# Given task
Please print the full listing exactly.

____ Task input

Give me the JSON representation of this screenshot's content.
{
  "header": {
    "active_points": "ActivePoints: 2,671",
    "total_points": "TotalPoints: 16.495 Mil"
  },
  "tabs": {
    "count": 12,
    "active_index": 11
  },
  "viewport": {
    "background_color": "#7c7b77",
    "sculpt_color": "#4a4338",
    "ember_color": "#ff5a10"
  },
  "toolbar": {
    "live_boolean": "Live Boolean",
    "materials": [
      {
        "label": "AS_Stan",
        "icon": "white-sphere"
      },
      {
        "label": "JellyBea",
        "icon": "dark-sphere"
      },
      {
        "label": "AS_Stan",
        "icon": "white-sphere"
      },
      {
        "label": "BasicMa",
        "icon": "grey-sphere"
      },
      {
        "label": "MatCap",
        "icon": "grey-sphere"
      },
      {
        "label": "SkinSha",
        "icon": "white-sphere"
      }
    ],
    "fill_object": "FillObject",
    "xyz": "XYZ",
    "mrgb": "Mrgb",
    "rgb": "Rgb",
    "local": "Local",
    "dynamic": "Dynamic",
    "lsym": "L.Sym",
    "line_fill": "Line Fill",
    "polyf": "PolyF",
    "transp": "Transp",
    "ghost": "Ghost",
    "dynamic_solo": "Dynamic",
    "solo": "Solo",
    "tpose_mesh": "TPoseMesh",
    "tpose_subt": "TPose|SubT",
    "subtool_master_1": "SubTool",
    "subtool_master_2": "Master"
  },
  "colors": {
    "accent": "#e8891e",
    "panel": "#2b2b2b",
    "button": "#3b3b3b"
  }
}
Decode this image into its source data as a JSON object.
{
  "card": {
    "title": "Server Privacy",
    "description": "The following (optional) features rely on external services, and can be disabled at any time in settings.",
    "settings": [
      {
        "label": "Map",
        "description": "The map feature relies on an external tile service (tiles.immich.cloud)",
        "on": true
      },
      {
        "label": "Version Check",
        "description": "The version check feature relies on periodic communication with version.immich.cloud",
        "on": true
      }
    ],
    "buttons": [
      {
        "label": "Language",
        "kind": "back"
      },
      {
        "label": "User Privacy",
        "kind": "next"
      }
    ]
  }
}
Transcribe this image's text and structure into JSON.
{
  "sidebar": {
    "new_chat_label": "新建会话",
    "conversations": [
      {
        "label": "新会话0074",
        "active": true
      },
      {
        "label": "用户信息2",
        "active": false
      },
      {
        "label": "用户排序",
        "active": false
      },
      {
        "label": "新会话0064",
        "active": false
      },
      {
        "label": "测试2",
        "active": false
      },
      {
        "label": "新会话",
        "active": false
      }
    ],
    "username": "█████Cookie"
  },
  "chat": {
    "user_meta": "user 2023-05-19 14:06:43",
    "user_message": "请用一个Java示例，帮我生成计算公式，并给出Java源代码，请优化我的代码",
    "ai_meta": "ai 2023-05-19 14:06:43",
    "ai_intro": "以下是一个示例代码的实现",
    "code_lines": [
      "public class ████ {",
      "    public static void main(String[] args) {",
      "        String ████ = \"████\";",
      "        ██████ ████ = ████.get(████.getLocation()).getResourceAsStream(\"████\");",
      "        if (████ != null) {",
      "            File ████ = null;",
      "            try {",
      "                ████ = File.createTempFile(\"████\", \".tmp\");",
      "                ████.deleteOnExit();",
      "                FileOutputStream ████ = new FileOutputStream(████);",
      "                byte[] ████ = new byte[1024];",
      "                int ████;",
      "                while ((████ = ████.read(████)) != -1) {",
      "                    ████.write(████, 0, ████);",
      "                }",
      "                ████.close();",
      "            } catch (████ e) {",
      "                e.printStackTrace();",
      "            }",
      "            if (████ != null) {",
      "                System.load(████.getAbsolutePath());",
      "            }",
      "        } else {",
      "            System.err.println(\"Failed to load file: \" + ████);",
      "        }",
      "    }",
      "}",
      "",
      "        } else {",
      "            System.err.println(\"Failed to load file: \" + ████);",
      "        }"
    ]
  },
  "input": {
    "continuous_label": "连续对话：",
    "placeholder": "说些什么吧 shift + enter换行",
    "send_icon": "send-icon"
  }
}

________

# Task answer
Give me the JSON representation of this screenshot's content.
{
  "header": {
    "active_points": "ActivePoints: 2,671",
    "total_points": "TotalPoints: 16.495 Mil"
  },
  "tabs": {
    "count": 12,
    "active_index": 11
  },
  "viewport": {
    "background_color": "#7c7b77",
    "sculpt_color": "#4a4338",
    "ember_color": "#ff5a10"
  },
  "toolbar": {
    "live_boolean": "Live Boolean",
    "materials": [
      {
        "label": "AS_Stan",
        "icon": "white-sphere"
      },
      {
        "label": "JellyBea",
        "icon": "dark-sphere"
      },
      {
        "label": "AS_Stan",
        "icon": "white-sphere"
      },
      {
        "label": "BasicMa",
        "icon": "grey-sphere"
      },
      {
        "label": "MatCap",
        "icon": "grey-sphere"
      },
      {
        "label": "SkinSha",
        "icon": "white-sphere"
      }
    ],
    "fill_object": "FillObject",
    "xyz": "XYZ",
    "mrgb": "Mrgb",
    "rgb": "Rgb",
    "local": "Local",
    "dynamic": "Dynamic",
    "lsym": "L.Sym",
    "line_fill": "Line Fill",
    "polyf": "PolyF",
    "transp": "Transp",
    "ghost": "Ghost",
    "dynamic_solo": "Dynamic",
    "solo": "Solo",
    "tpose_mesh": "TPoseMesh",
    "tpose_subt": "TPose|SubT",
    "subtool_master_1": "SubTool",
    "subtool_master_2": "Master"
  },
  "colors": {
    "accent": "#e8891e",
    "panel": "#2b2b2b",
    "button": "#3b3b3b"
  }
}
Decode this image into its source data as a JSON object.
{
  "card": {
    "title": "Server Privacy",
    "description": "The following (optional) features rely on external services, and can be disabled at any time in settings.",
    "settings": [
      {
        "label": "Map",
        "description": "The map feature relies on an external tile service (tiles.immich.cloud)",
        "on": true
      },
      {
        "label": "Version Check",
        "description": "The version check feature relies on periodic communication with version.immich.cloud",
        "on": true
      }
    ],
    "buttons": [
      {
        "label": "Language",
        "kind": "back"
      },
      {
        "label": "User Privacy",
        "kind": "next"
      }
    ]
  }
}
Transcribe this image's text and structure into JSON.
{
  "sidebar": {
    "new_chat_label": "新建会话",
    "conversations": [
      {
        "label": "新会话0074",
        "active": true
      },
      {
        "label": "用户信息2",
        "active": false
      },
      {
        "label": "用户排序",
        "active": false
      },
      {
        "label": "新会话0064",
        "active": false
      },
      {
        "label": "测试2",
        "active": false
      },
      {
        "label": "新会话",
        "active": false
      }
    ],
    "username": "█████Cookie"
  },
  "chat": {
    "user_meta": "user 2023-05-19 14:06:43",
    "user_message": "请用一个Java示例，帮我生成计算公式，并给出Java源代码，请优化我的代码",
    "ai_meta": "ai 2023-05-19 14:06:43",
    "ai_intro": "以下是一个示例代码的实现",
    "code_lines": [
      "public class ████ {",
      "    public static void main(String[] args) {",
      "        String ████ = \"████\";",
      "        ██████ ████ = ████.get(████.getLocation()).getResourceAsStream(\"████\");",
      "        if (████ != null) {",
      "            File ████ = null;",
      "            try {",
      "                ████ = File.createTempFile(\"████\", \".tmp\");",
      "                ████.deleteOnExit();",
      "                FileOutputStream ████ = new FileOutputStream(████);",
      "                byte[] ████ = new byte[1024];",
      "                int ████;",
      "                while ((████ = ████.read(████)) != -1) {",
      "                    ████.write(████, 0, ████);",
      "                }",
      "                ████.close();",
      "            } catch (████ e) {",
      "                e.printStackTrace();",
      "            }",
      "            if (████ != null) {",
      "                System.load(████.getAbsolutePath());",
      "            }",
      "        } else {",
      "            System.err.println(\"Failed to load file: \" + ████);",
      "        }",
      "    }",
      "}",
      "",
      "        } else {",
      "            System.err.println(\"Failed to load file: \" + ████);",
      "        }"
    ]
  },
  "input": {
    "continuous_label": "连续对话：",
    "placeholder": "说些什么吧 shift + enter换行",
    "send_icon": "send-icon"
  }
}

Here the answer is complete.